### DATASET ROWS
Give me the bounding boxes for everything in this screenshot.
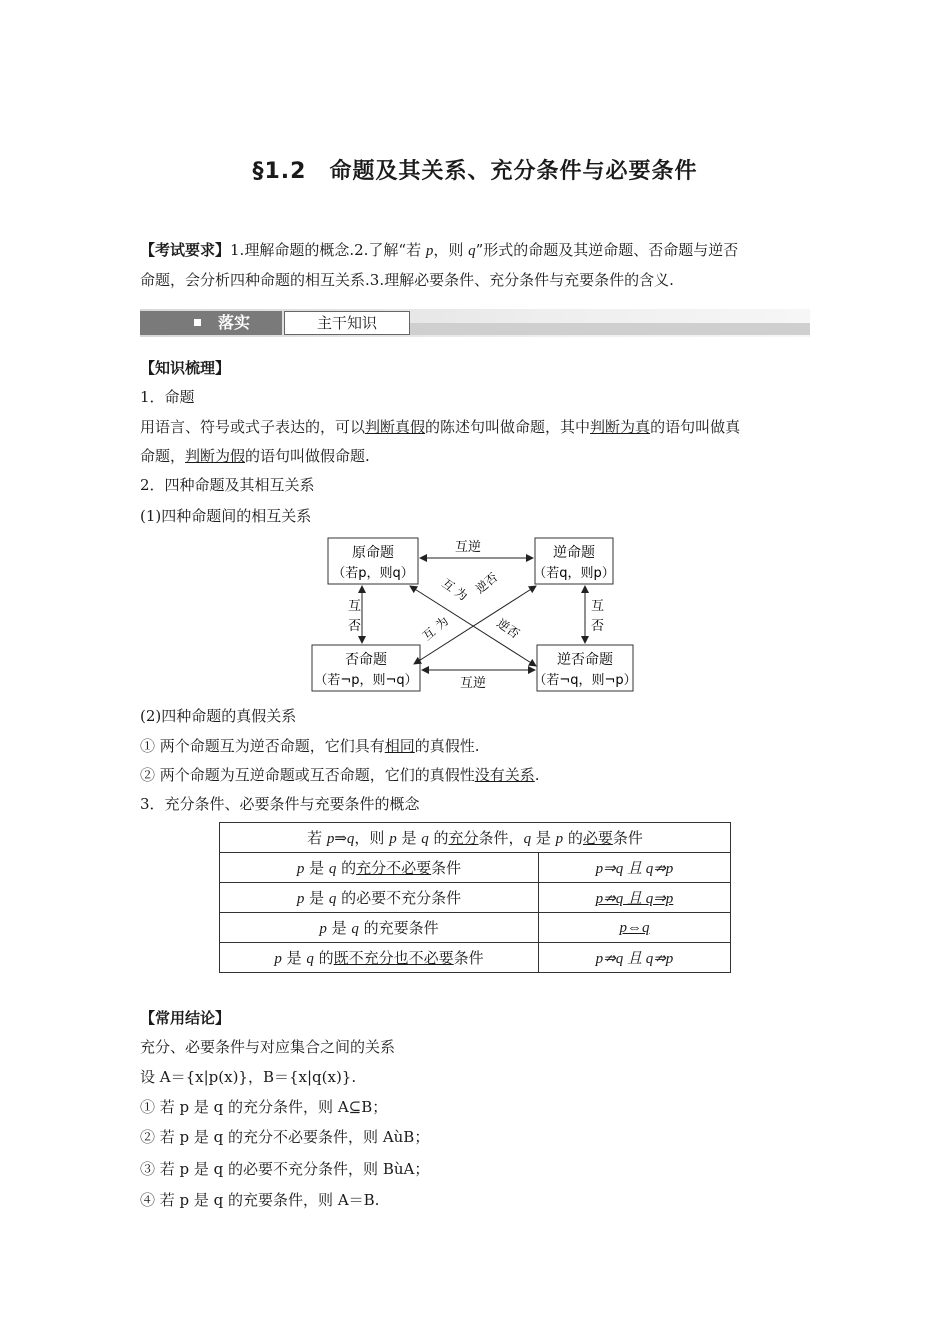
page-title: §1.2 命题及其关系、充分条件与必要条件 bbox=[252, 159, 698, 184]
section-3-title: 3．充分条件、必要条件与充要条件的概念 bbox=[140, 795, 420, 813]
section-2-sub2: (2)四种命题的真假关系 bbox=[140, 707, 297, 725]
banner-left-label: 落实 bbox=[218, 313, 251, 332]
diag1-label-a: 互 bbox=[439, 575, 458, 595]
fill-blank: 相同 bbox=[384, 737, 415, 755]
label-bottom: 互逆 bbox=[459, 676, 487, 691]
section-banner bbox=[140, 309, 810, 337]
label-top: 互逆 bbox=[454, 540, 482, 555]
var-p: p bbox=[425, 243, 434, 259]
box-original-name: 原命题 bbox=[352, 545, 394, 561]
box-inverse-name: 否命题 bbox=[345, 652, 387, 668]
table-cell-right: p⇏q 且 q⇏p bbox=[539, 943, 731, 973]
banner-right-label: 主干知识 bbox=[316, 314, 377, 332]
table-row bbox=[220, 913, 731, 943]
diag2-label-b: 为 bbox=[432, 613, 452, 633]
square-bullet-icon bbox=[194, 319, 201, 326]
section-1-line2: 命题，判断为假的语句叫做假命题. bbox=[140, 447, 370, 465]
diag2-label-c: 逆否 bbox=[494, 615, 522, 642]
table-row bbox=[220, 943, 731, 973]
box-inverse-cond: （若¬p，则¬q） bbox=[314, 673, 418, 688]
conclusion-item: ③ 若 p 是 q 的必要不充分条件，则 BùA； bbox=[140, 1160, 430, 1178]
table-cell-left: p 是 q 的充分不必要条件 bbox=[220, 853, 539, 883]
table-row bbox=[220, 883, 731, 913]
label-right-1: 互 bbox=[591, 599, 605, 614]
table-cell-left: p 是 q 的既不充分也不必要条件 bbox=[220, 943, 539, 973]
truth-rule-2: ② 两个命题为互逆命题或互否命题，它们的真假性没有关系. bbox=[140, 766, 540, 784]
conditions-table bbox=[219, 822, 731, 973]
table-cell-left: p 是 q 的必要不充分条件 bbox=[220, 883, 539, 913]
box-converse-cond: （若q，则p） bbox=[533, 566, 615, 581]
conclusion-item: ① 若 p 是 q 的充分条件，则 A⊆B； bbox=[140, 1098, 388, 1116]
knowledge-tag: 【知识梳理】 bbox=[140, 359, 231, 377]
box-converse-name: 逆命题 bbox=[553, 545, 595, 561]
table-header-cell: 若 p⇒q，则 p 是 q 的充分条件，q 是 p 的必要条件 bbox=[220, 823, 731, 853]
label-left-1: 互 bbox=[348, 599, 362, 614]
table-cell-right: p⇔q bbox=[539, 913, 731, 943]
exam-text: ”形式的命题及其逆命题、否命题与逆否 bbox=[475, 241, 739, 259]
table-header-row bbox=[220, 823, 731, 853]
diag1-label-b: 为 bbox=[452, 584, 471, 604]
table-row bbox=[220, 853, 731, 883]
section-1-line1: 用语言、符号或式子表达的，可以判断真假的陈述句叫做命题，其中判断为真的语句叫做真 bbox=[140, 418, 741, 436]
section-1-title: 1．命题 bbox=[140, 388, 195, 406]
box-contra-cond: （若¬q，则¬p） bbox=[533, 673, 637, 688]
fill-blank: 判断真假 bbox=[365, 418, 426, 436]
exam-tag: 【考试要求】 bbox=[140, 241, 231, 259]
exam-text: ，则 bbox=[433, 241, 469, 259]
exam-requirements-line1 bbox=[140, 240, 738, 261]
diag2-label-a: 互 bbox=[419, 624, 439, 644]
conclusion-line2: 设 A＝{x|p(x)}，B＝{x|q(x)}. bbox=[140, 1068, 357, 1086]
conclusion-tag: 【常用结论】 bbox=[140, 1009, 231, 1027]
fill-blank: 判断为真 bbox=[590, 418, 651, 436]
four-propositions-diagram bbox=[300, 530, 650, 700]
conclusion-line1: 充分、必要条件与对应集合之间的关系 bbox=[140, 1038, 396, 1056]
truth-rule-1: ① 两个命题互为逆否命题，它们具有相同的真假性. bbox=[140, 737, 480, 755]
label-right-2: 否 bbox=[591, 619, 605, 634]
section-2-title: 2．四种命题及其相互关系 bbox=[140, 476, 315, 494]
diag1-label-c: 逆否 bbox=[472, 570, 501, 597]
box-contra-name: 逆否命题 bbox=[557, 652, 613, 668]
section-2-sub1: (1)四种命题间的相互关系 bbox=[140, 507, 312, 525]
var-q: q bbox=[468, 243, 476, 259]
conclusion-item: ② 若 p 是 q 的充分不必要条件，则 AùB； bbox=[140, 1128, 430, 1146]
table-cell-right: p⇏q 且 q⇒p bbox=[539, 883, 731, 913]
box-original-cond: （若p，则q） bbox=[332, 566, 414, 581]
conclusion-item: ④ 若 p 是 q 的充要条件，则 A＝B. bbox=[140, 1191, 380, 1209]
exam-requirements-line2: 命题，会分析四种命题的相互关系.3.理解必要条件、充分条件与充要条件的含义. bbox=[140, 271, 674, 289]
table-cell-left: p 是 q 的充要条件 bbox=[220, 913, 539, 943]
label-left-2: 否 bbox=[348, 619, 362, 634]
fill-blank: 判断为假 bbox=[185, 447, 246, 465]
table-cell-right: p⇒q 且 q⇏p bbox=[539, 853, 731, 883]
fill-blank: 没有关系 bbox=[474, 766, 535, 784]
exam-text: 1.理解命题的概念.2.了解“若 bbox=[230, 241, 426, 259]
######
◆ **WRITTEN REQUEST**: Pull out every line of the rows that contains the string "truth". Treat uppercase and lowercase as different.

◆ **THE RESPONSE**:
truth-rule-2: ② 两个命题为互逆命题或互否命题，它们的真假性没有关系. bbox=[140, 766, 540, 784]
truth-rule-1: ① 两个命题互为逆否命题，它们具有相同的真假性. bbox=[140, 737, 480, 755]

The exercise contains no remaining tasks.